- GIVEN REQUEST:
Would you transcribe the whole listing exactly, minus its pictures?

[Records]
>> begin
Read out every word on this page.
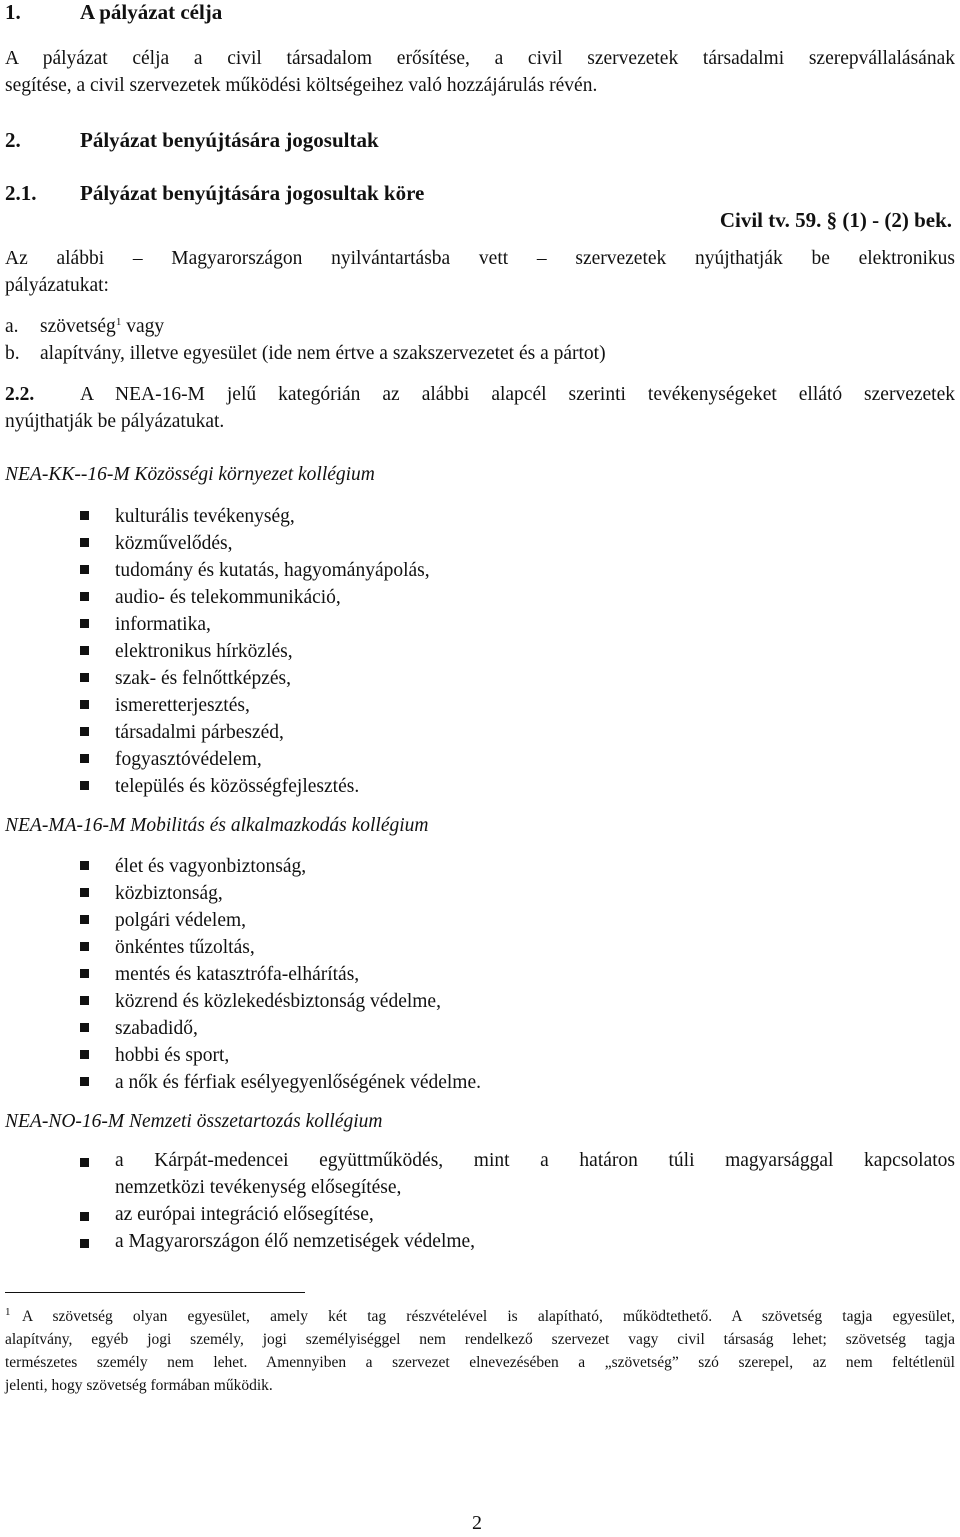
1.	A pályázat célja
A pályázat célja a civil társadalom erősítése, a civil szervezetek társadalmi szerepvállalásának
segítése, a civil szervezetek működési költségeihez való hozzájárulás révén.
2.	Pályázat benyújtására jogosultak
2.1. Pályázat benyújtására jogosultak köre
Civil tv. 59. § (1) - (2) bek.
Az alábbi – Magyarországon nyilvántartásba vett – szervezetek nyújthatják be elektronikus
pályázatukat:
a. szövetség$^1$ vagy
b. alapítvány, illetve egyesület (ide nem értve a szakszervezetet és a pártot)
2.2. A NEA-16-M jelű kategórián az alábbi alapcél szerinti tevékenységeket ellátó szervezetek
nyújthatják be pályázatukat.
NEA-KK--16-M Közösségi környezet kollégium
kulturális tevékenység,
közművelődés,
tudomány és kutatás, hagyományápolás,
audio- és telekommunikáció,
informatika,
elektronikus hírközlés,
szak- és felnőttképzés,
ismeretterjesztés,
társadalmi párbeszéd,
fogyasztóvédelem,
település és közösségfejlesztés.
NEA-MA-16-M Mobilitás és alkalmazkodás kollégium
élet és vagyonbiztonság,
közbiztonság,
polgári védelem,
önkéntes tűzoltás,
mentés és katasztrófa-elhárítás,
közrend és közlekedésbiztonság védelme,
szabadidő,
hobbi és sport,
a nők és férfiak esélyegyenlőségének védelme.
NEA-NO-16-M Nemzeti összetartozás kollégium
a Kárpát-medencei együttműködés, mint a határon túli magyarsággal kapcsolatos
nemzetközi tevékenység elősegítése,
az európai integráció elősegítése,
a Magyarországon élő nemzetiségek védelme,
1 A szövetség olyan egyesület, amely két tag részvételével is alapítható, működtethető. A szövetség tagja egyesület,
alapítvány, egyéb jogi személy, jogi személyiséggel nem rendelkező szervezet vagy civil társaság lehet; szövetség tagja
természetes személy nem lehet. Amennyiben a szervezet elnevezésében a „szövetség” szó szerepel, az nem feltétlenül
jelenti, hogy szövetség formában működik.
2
>> end
- SOLUTION FOR THIS PROBLEM:
Read out every word on this page.
1.	A pályázat célja
A pályázat célja a civil társadalom erősítése, a civil szervezetek társadalmi szerepvállalásának
segítése, a civil szervezetek működési költségeihez való hozzájárulás révén.
2.	Pályázat benyújtására jogosultak
2.1. Pályázat benyújtására jogosultak köre
Civil tv. 59. § (1) - (2) bek.
Az alábbi – Magyarországon nyilvántartásba vett – szervezetek nyújthatják be elektronikus
pályázatukat:
a. szövetség$^1$ vagy
b. alapítvány, illetve egyesület (ide nem értve a szakszervezetet és a pártot)
2.2. A NEA-16-M jelű kategórián az alábbi alapcél szerinti tevékenységeket ellátó szervezetek
nyújthatják be pályázatukat.
NEA-KK--16-M Közösségi környezet kollégium
kulturális tevékenység,
közművelődés,
tudomány és kutatás, hagyományápolás,
audio- és telekommunikáció,
informatika,
elektronikus hírközlés,
szak- és felnőttképzés,
ismeretterjesztés,
társadalmi párbeszéd,
fogyasztóvédelem,
település és közösségfejlesztés.
NEA-MA-16-M Mobilitás és alkalmazkodás kollégium
élet és vagyonbiztonság,
közbiztonság,
polgári védelem,
önkéntes tűzoltás,
mentés és katasztrófa-elhárítás,
közrend és közlekedésbiztonság védelme,
szabadidő,
hobbi és sport,
a nők és férfiak esélyegyenlőségének védelme.
NEA-NO-16-M Nemzeti összetartozás kollégium
a Kárpát-medencei együttműködés, mint a határon túli magyarsággal kapcsolatos
nemzetközi tevékenység elősegítése,
az európai integráció elősegítése,
a Magyarországon élő nemzetiségek védelme,
1 A szövetség olyan egyesület, amely két tag részvételével is alapítható, működtethető. A szövetség tagja egyesület,
alapítvány, egyéb jogi személy, jogi személyiséggel nem rendelkező szervezet vagy civil társaság lehet; szövetség tagja
természetes személy nem lehet. Amennyiben a szervezet elnevezésében a „szövetség” szó szerepel, az nem feltétlenül
jelenti, hogy szövetség formában működik.
2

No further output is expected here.